Written instruction
Gather all lines from the material that contain the word "hours".

[Stored entries]
>>
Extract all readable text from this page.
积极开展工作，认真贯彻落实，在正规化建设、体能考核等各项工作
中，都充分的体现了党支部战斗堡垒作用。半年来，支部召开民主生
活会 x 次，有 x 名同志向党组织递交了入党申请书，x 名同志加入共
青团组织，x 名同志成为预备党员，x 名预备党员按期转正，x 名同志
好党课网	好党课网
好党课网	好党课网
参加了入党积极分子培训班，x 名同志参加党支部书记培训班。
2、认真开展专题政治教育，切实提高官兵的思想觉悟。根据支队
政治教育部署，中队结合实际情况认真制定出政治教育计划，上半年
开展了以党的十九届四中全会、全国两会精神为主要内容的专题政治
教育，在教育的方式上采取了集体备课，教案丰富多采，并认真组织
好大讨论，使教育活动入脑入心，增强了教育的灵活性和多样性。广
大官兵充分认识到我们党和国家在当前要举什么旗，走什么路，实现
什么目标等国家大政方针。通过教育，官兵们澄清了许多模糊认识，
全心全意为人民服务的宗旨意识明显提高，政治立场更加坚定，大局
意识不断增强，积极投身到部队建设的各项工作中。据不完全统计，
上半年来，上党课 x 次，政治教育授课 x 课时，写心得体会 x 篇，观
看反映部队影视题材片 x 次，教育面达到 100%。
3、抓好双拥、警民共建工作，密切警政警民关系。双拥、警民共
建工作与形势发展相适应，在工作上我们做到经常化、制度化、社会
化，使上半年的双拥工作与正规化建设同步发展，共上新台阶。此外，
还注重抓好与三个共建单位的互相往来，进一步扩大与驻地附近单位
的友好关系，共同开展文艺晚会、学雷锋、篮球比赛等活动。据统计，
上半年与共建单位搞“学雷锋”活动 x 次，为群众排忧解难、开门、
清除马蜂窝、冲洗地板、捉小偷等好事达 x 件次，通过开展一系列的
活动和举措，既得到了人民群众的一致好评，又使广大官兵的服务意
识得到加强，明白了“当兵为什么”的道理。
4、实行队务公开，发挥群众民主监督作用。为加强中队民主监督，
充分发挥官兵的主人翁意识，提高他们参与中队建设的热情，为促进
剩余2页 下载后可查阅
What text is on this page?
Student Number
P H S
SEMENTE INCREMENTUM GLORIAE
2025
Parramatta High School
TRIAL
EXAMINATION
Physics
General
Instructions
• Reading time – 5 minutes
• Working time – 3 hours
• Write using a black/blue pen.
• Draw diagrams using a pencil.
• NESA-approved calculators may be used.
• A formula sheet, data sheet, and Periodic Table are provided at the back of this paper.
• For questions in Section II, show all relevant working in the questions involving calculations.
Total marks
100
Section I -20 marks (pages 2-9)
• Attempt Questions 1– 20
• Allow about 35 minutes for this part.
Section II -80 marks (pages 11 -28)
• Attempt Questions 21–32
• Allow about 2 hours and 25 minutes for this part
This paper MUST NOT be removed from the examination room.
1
<<
Task solution
• Working time – 3 hours
• Allow about 2 hours and 25 minutes for this part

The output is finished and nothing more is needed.